--- start of LISTED ENTRIES ---
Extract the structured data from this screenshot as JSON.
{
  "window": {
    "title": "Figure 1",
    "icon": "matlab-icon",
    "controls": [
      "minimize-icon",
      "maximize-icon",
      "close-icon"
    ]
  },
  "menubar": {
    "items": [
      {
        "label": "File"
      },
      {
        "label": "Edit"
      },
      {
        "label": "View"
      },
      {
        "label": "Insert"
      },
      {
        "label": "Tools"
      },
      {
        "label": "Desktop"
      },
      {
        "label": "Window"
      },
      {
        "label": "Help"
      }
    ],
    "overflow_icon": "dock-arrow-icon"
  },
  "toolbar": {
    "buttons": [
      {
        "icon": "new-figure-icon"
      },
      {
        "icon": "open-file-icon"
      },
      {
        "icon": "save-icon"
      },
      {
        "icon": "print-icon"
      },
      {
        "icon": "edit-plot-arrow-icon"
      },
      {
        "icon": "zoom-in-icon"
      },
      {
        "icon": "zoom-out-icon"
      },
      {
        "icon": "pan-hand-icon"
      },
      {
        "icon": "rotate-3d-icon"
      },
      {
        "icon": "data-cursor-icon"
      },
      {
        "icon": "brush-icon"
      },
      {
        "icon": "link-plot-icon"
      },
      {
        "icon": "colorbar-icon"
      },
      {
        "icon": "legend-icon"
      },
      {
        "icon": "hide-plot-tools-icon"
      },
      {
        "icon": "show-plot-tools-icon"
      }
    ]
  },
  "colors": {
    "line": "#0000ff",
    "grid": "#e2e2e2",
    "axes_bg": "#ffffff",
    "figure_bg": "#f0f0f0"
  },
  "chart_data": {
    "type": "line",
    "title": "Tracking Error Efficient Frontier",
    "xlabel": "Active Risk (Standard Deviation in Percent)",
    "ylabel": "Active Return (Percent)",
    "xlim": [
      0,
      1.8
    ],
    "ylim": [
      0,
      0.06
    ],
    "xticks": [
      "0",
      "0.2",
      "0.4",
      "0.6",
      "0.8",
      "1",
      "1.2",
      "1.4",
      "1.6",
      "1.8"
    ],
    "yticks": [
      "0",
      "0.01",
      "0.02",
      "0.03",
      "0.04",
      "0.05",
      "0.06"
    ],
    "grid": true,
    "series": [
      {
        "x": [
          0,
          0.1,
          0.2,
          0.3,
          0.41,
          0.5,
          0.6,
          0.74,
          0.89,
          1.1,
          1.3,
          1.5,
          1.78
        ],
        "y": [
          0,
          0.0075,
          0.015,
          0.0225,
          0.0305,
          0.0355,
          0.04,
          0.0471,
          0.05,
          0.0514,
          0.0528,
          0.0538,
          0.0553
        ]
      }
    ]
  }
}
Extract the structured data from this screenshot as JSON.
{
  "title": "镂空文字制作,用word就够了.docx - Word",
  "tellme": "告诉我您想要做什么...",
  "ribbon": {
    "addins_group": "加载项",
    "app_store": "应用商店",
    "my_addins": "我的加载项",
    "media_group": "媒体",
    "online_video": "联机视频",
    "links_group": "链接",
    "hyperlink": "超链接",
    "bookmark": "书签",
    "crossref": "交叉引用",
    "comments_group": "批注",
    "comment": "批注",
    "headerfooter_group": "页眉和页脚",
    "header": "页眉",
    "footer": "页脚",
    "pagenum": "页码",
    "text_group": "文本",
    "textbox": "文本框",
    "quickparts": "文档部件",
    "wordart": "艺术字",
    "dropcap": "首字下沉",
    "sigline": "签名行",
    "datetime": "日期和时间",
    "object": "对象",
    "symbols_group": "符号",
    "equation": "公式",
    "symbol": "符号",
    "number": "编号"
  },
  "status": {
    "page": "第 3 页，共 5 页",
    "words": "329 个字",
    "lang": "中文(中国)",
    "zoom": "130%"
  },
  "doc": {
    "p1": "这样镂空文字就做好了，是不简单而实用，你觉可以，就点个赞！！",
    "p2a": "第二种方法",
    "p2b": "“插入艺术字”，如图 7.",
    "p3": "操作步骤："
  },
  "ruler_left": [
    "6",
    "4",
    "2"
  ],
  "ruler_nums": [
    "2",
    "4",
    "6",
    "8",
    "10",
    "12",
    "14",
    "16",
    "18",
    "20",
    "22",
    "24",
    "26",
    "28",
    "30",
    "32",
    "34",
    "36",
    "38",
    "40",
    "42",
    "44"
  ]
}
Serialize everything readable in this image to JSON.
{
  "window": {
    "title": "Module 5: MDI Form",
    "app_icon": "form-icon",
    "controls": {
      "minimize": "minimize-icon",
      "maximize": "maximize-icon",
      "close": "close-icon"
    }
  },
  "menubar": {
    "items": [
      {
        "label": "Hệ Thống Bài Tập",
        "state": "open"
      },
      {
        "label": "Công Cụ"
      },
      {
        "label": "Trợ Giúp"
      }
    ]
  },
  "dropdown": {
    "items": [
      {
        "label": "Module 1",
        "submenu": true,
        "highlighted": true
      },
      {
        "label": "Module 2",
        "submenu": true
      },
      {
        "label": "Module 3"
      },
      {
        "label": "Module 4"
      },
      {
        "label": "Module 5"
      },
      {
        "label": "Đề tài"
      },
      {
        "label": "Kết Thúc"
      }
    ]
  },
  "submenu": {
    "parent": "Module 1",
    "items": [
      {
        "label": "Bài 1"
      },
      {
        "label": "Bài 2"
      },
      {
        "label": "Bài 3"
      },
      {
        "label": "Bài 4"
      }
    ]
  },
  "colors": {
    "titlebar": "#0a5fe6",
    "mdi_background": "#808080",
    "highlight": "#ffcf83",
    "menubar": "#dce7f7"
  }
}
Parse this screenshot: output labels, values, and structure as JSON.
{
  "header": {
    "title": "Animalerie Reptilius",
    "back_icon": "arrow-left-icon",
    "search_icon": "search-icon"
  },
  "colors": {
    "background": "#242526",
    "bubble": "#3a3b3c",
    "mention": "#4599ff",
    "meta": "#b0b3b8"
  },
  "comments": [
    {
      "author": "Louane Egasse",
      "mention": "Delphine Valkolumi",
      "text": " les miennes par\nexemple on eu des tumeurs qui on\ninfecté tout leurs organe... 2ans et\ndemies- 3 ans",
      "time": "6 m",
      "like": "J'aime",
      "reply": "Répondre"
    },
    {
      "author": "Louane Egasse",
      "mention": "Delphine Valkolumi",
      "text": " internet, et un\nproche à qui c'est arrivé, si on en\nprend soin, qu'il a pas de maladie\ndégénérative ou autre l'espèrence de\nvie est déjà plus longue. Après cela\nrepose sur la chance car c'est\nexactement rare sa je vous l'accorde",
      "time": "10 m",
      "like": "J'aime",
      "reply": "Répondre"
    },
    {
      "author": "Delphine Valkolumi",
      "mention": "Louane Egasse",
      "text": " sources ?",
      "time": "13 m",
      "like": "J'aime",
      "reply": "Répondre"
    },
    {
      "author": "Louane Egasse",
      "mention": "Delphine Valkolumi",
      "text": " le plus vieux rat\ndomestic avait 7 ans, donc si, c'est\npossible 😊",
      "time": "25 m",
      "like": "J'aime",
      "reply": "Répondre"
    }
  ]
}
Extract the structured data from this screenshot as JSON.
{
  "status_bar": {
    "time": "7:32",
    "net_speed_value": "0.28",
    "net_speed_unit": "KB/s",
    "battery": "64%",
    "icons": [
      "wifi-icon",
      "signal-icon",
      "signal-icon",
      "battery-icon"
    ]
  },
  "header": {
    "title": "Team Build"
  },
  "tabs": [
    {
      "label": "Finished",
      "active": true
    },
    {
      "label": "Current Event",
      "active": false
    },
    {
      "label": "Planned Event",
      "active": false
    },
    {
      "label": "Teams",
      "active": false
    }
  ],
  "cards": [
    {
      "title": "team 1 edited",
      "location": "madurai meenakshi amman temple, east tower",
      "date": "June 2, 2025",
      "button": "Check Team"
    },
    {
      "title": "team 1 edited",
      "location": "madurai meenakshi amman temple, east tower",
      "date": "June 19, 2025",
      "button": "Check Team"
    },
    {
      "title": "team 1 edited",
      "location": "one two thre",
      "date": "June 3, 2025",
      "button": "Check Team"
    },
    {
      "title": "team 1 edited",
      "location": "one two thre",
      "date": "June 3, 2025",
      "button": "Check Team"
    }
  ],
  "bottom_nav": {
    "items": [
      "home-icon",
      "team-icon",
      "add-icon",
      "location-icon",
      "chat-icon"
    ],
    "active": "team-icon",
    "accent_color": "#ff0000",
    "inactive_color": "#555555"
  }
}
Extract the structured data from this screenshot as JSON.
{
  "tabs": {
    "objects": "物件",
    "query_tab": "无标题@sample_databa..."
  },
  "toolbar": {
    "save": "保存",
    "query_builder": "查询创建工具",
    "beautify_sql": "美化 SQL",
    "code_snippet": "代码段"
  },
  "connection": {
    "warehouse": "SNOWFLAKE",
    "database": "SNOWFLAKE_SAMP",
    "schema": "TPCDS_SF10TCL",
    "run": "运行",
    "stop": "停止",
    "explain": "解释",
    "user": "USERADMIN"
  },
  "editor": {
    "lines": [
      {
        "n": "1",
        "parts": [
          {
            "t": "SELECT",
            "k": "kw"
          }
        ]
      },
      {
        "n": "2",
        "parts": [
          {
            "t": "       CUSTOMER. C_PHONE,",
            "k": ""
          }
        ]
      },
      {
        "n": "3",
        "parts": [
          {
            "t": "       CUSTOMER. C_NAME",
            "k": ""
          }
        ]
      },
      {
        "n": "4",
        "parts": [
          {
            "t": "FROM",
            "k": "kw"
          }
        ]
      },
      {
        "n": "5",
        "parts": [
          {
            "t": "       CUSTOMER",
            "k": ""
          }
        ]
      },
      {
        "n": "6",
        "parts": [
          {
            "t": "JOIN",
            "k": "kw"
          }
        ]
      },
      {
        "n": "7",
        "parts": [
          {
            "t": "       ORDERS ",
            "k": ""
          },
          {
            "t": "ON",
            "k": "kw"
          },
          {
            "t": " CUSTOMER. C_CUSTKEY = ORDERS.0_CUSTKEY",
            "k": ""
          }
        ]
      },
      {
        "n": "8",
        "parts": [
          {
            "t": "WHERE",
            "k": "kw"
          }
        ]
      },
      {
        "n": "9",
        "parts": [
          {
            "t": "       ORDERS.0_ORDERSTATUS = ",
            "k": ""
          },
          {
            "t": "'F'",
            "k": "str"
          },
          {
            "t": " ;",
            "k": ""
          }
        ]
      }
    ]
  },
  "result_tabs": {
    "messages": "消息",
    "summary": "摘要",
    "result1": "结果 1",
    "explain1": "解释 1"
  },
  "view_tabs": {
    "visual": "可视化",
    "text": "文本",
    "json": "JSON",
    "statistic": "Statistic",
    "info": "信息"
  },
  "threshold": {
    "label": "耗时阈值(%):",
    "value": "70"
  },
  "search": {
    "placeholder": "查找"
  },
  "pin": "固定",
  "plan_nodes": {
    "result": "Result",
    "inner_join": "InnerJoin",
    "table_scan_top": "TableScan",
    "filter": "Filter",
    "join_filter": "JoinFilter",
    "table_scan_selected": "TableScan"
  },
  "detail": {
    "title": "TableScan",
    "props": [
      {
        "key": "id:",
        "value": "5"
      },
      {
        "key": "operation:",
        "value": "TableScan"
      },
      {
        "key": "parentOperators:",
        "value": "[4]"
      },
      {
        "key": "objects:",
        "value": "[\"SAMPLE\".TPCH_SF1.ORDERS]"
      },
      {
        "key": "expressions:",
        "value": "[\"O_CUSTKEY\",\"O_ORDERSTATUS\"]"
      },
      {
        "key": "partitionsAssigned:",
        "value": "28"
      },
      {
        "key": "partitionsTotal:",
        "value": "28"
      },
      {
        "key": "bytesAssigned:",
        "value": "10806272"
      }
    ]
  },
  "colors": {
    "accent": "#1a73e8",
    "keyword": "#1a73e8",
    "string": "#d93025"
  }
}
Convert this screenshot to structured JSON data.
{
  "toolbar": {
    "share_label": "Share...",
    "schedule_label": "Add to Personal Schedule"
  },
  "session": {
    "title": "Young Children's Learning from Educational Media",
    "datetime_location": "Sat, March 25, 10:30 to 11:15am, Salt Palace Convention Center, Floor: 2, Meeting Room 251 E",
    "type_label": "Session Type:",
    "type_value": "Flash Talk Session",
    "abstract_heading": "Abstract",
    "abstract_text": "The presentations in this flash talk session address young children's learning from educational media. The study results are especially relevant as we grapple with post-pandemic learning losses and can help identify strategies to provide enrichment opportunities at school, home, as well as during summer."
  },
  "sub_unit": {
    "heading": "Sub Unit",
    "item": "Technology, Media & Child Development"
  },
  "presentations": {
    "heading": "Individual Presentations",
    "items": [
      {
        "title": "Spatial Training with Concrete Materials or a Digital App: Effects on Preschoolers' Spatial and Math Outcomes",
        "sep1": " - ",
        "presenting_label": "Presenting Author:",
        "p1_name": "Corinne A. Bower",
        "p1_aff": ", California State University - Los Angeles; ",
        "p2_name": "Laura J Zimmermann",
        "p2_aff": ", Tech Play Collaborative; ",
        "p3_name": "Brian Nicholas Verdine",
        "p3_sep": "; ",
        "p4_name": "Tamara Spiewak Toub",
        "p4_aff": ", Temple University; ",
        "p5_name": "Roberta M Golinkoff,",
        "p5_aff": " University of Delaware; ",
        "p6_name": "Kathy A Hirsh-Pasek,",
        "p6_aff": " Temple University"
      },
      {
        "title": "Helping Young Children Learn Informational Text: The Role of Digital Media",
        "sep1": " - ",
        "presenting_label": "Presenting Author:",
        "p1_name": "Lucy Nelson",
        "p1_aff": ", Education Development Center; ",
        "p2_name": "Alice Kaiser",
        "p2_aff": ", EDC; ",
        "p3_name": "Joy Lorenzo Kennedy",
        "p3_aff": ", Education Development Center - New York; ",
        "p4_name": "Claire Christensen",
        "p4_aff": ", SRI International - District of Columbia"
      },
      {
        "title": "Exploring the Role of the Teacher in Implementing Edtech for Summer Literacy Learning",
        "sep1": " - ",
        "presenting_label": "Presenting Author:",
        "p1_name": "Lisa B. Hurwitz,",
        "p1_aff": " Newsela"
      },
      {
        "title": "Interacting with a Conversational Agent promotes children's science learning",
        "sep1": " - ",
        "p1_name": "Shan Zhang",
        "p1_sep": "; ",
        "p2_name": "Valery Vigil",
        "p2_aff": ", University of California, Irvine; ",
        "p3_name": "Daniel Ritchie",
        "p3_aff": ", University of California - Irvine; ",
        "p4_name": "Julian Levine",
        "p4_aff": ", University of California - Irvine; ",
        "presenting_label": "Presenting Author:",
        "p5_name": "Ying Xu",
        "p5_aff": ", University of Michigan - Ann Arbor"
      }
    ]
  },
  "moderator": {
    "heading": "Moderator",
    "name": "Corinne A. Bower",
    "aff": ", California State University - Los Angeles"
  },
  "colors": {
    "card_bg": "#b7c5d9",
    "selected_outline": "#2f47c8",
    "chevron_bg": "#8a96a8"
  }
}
--- end of LISTED ENTRIES ---
**WRITTEN REQUEST**. Copy all lines in the listing above where the string "Role" appears.

**WORKED SOLUTION**.
        "title": "Helping Young Children Learn Informational Text: The Role of Digital Media",
        "title": "Exploring the Role of the Teacher in Implementing Edtech for Summer Literacy Learning",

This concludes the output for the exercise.